Short problem — Tally the lines in the following entries that include the word "kaikki"; state only the total.

====== Dataset entries ======

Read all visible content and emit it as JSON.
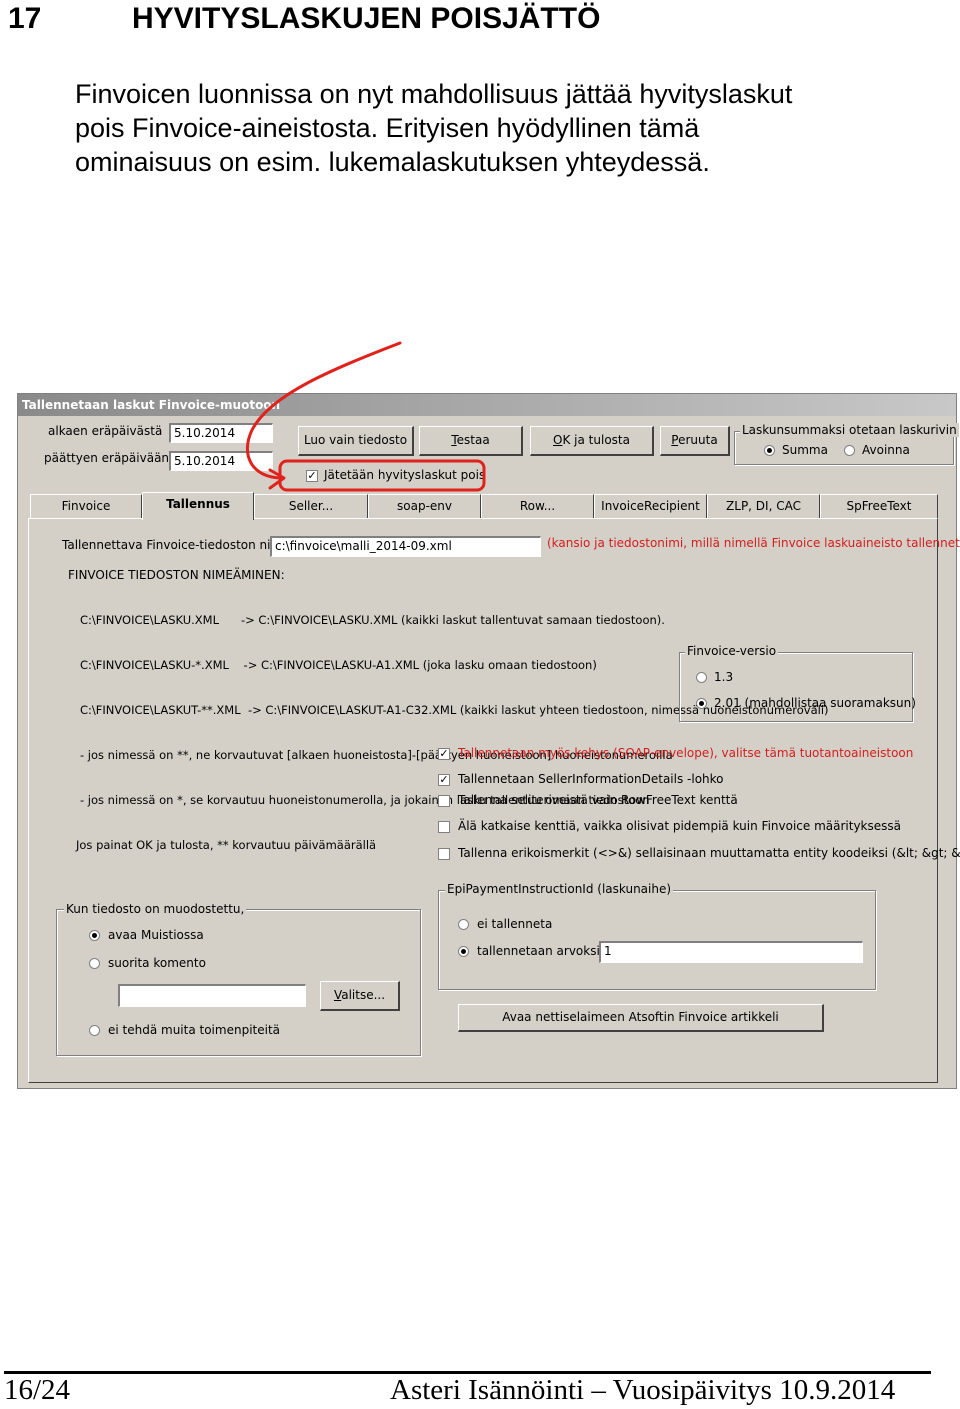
{
  "section": {
    "number": "17",
    "title": "HYVITYSLASKUJEN POISJÄTTÖ"
  },
  "intro": {
    "lines": [
      "Finvoicen luonnissa on nyt mahdollisuus jättää hyvityslaskut",
      "pois Finvoice-aineistosta. Erityisen hyödyllinen tämä",
      "ominaisuus on esim. lukemalaskutuksen yhteydessä."
    ]
  },
  "window": {
    "title": "Tallennetaan laskut Finvoice-muotoon",
    "start_due_label": "alkaen eräpäivästä",
    "start_due_value": "5.10.2014",
    "end_due_label": "päättyen eräpäivään",
    "end_due_value": "5.10.2014",
    "buttons": {
      "create_file": "Luo vain tiedosto",
      "test_prefix": "",
      "test_underlined": "T",
      "test_rest": "estaa",
      "ok_underlined": "O",
      "ok_rest": "K ja tulosta",
      "cancel_underlined": "P",
      "cancel_rest": "eruuta",
      "browse_underlined": "V",
      "browse_rest": "alitse...",
      "open_article": "Avaa nettiselaimeen Atsoftin Finvoice artikkeli"
    },
    "exclude_credit_notes_label": "Jätetään hyvityslaskut pois",
    "sum_group": {
      "title": "Laskunsummaksi otetaan laskurivin",
      "options": [
        "Summa",
        "Avoinna"
      ]
    },
    "tabs": [
      "Finvoice",
      "Tallennus",
      "Seller...",
      "soap-env",
      "Row...",
      "InvoiceRecipient",
      "ZLP, DI, CAC",
      "SpFreeText"
    ],
    "filename_label": "Tallennettava Finvoice-tiedoston nimi",
    "filename_value": "c:\\finvoice\\malli_2014-09.xml",
    "filename_hint": "(kansio ja tiedostonimi, millä nimellä Finvoice laskuaineisto tallennetaan)",
    "naming_title": "FINVOICE TIEDOSTON NIMEÄMINEN:",
    "naming_lines": [
      "C:\\FINVOICE\\LASKU.XML      -> C:\\FINVOICE\\LASKU.XML (kaikki laskut tallentuvat samaan tiedostoon).",
      "C:\\FINVOICE\\LASKU-*.XML    -> C:\\FINVOICE\\LASKU-A1.XML (joka lasku omaan tiedostoon)",
      "C:\\FINVOICE\\LASKUT-**.XML  -> C:\\FINVOICE\\LASKUT-A1-C32.XML (kaikki laskut yhteen tiedostoon, nimessä huoneistonumeroväli)",
      "- jos nimessä on **, ne korvautuvat [alkaen huoneistosta]-[päättyen huoneistoon] huoneistonumeroilla",
      "- jos nimessä on *, se korvautuu huoneistonumerolla, ja jokainen lasku tallentuu omaan tiedostoon",
      "Jos painat OK ja tulosta, ** korvautuu päivämäärällä"
    ],
    "version_group": {
      "title": "Finvoice-versio",
      "options": [
        "1.3",
        "2.01 (mahdollistaa suoramaksun)"
      ]
    },
    "checks": [
      "Tallennetaan myös kehys (SOAP-envelope), valitse tämä tuotantoaineistoon",
      "Tallennetaan SellerInformationDetails -lohko",
      "Tallenna seliteriveistä vain RowFreeText kenttä",
      "Älä katkaise kenttiä, vaikka olisivat pidempiä kuin Finvoice määrityksessä",
      "Tallenna erikoismerkit (<>&) sellaisinaan muuttamatta entity koodeiksi (&lt;  &gt;  &amp;)"
    ],
    "epi_group": {
      "title": "EpiPaymentInstructionId (laskunaihe)",
      "options": [
        "ei tallenneta",
        "tallennetaan arvoksi"
      ],
      "value": "1"
    },
    "after_group": {
      "title": "Kun tiedosto on muodostettu,",
      "options": [
        "avaa Muistiossa",
        "suorita komento",
        "ei tehdä muita toimenpiteitä"
      ],
      "command_value": ""
    }
  },
  "footer": {
    "page": "16/24",
    "publication": "Asteri Isännöinti – Vuosipäivitys 10.9.2014"
  },
  "colors": {
    "annotation_red": "#e0221c",
    "dialog_gray": "#d4d0c8",
    "hint_red": "#d21e1e"
  }
}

======

Output below — 2